### Material for this task ###

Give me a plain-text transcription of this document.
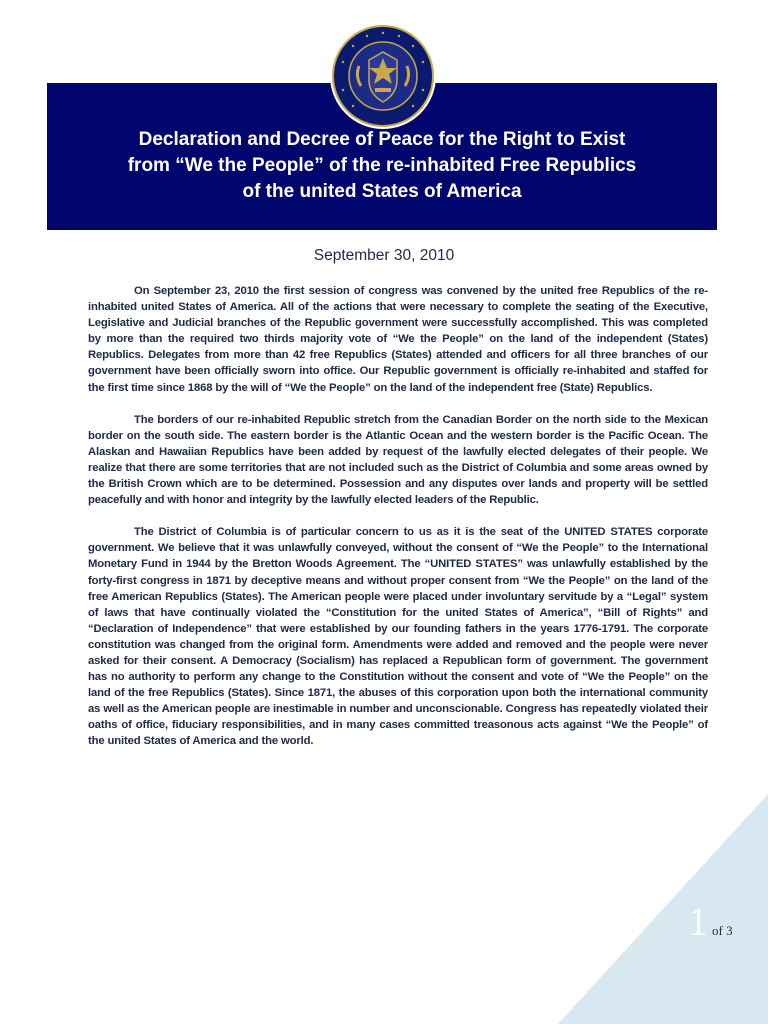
Declaration and Decree of Peace for the Right to Exist
from “We the People” of the re-inhabited Free Republics
of the united States of America
September 30, 2010

On September 23, 2010 the first session of congress was convened by the united free Republics of the re-inhabited united States of America. All of the actions that were necessary to complete the seating of the Executive, Legislative and Judicial branches of the Republic government were successfully accomplished. This was completed by more than the required two thirds majority vote of “We the People” on the land of the independent (States) Republics. Delegates from more than 42 free Republics (States) attended and officers for all three branches of our government have been officially sworn into office. Our Republic government is officially re-inhabited and staffed for the first time since 1868 by the will of “We the People” on the land of the independent free (State) Republics.

The borders of our re-inhabited Republic stretch from the Canadian Border on the north side to the Mexican border on the south side. The eastern border is the Atlantic Ocean and the western border is the Pacific Ocean. The Alaskan and Hawaiian Republics have been added by request of the lawfully elected delegates of their people. We realize that there are some territories that are not included such as the District of Columbia and some areas owned by the British Crown which are to be determined. Possession and any disputes over lands and property will be settled peacefully and with honor and integrity by the lawfully elected leaders of the Republic.

The District of Columbia is of particular concern to us as it is the seat of the UNITED STATES corporate government. We believe that it was unlawfully conveyed, without the consent of “We the People” to the International Monetary Fund in 1944 by the Bretton Woods Agreement. The “UNITED STATES” was unlawfully established by the forty-first congress in 1871 by deceptive means and without proper consent from “We the People” on the land of the free American Republics (States). The American people were placed under involuntary servitude by a “Legal” system of laws that have continually violated the “Constitution for the united States of America”, “Bill of Rights” and “Declaration of Independence” that were established by our founding fathers in the years 1776-1791. The corporate constitution was changed from the original form. Amendments were added and removed and the people were never asked for their consent. A Democracy (Socialism) has replaced a Republican form of government. The government has no authority to perform any change to the Constitution without the consent and vote of “We the People” on the land of the free Republics (States). Since 1871, the abuses of this corporation upon both the international community as well as the American people are inestimable in number and unconscionable. Congress has repeatedly violated their oaths of office, fiduciary responsibilities, and in many cases committed treasonous acts against “We the People” of the united States of America and the world.

1 of 3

###

* **What you should do**
Retype each record exactly as it stands, but do not include the pictures.

* **Exercise result**
Give me a plain-text transcription of this document.
Declaration and Decree of Peace for the Right to Exist
from “We the People” of the re-inhabited Free Republics
of the united States of America
September 30, 2010

On September 23, 2010 the first session of congress was convened by the united free Republics of the re-inhabited united States of America. All of the actions that were necessary to complete the seating of the Executive, Legislative and Judicial branches of the Republic government were successfully accomplished. This was completed by more than the required two thirds majority vote of “We the People” on the land of the independent (States) Republics. Delegates from more than 42 free Republics (States) attended and officers for all three branches of our government have been officially sworn into office. Our Republic government is officially re-inhabited and staffed for the first time since 1868 by the will of “We the People” on the land of the independent free (State) Republics.

The borders of our re-inhabited Republic stretch from the Canadian Border on the north side to the Mexican border on the south side. The eastern border is the Atlantic Ocean and the western border is the Pacific Ocean. The Alaskan and Hawaiian Republics have been added by request of the lawfully elected delegates of their people. We realize that there are some territories that are not included such as the District of Columbia and some areas owned by the British Crown which are to be determined. Possession and any disputes over lands and property will be settled peacefully and with honor and integrity by the lawfully elected leaders of the Republic.

The District of Columbia is of particular concern to us as it is the seat of the UNITED STATES corporate government. We believe that it was unlawfully conveyed, without the consent of “We the People” to the International Monetary Fund in 1944 by the Bretton Woods Agreement. The “UNITED STATES” was unlawfully established by the forty-first congress in 1871 by deceptive means and without proper consent from “We the People” on the land of the free American Republics (States). The American people were placed under involuntary servitude by a “Legal” system of laws that have continually violated the “Constitution for the united States of America”, “Bill of Rights” and “Declaration of Independence” that were established by our founding fathers in the years 1776-1791. The corporate constitution was changed from the original form. Amendments were added and removed and the people were never asked for their consent. A Democracy (Socialism) has replaced a Republican form of government. The government has no authority to perform any change to the Constitution without the consent and vote of “We the People” on the land of the free Republics (States). Since 1871, the abuses of this corporation upon both the international community as well as the American people are inestimable in number and unconscionable. Congress has repeatedly violated their oaths of office, fiduciary responsibilities, and in many cases committed treasonous acts against “We the People” of the united States of America and the world.

1 of 3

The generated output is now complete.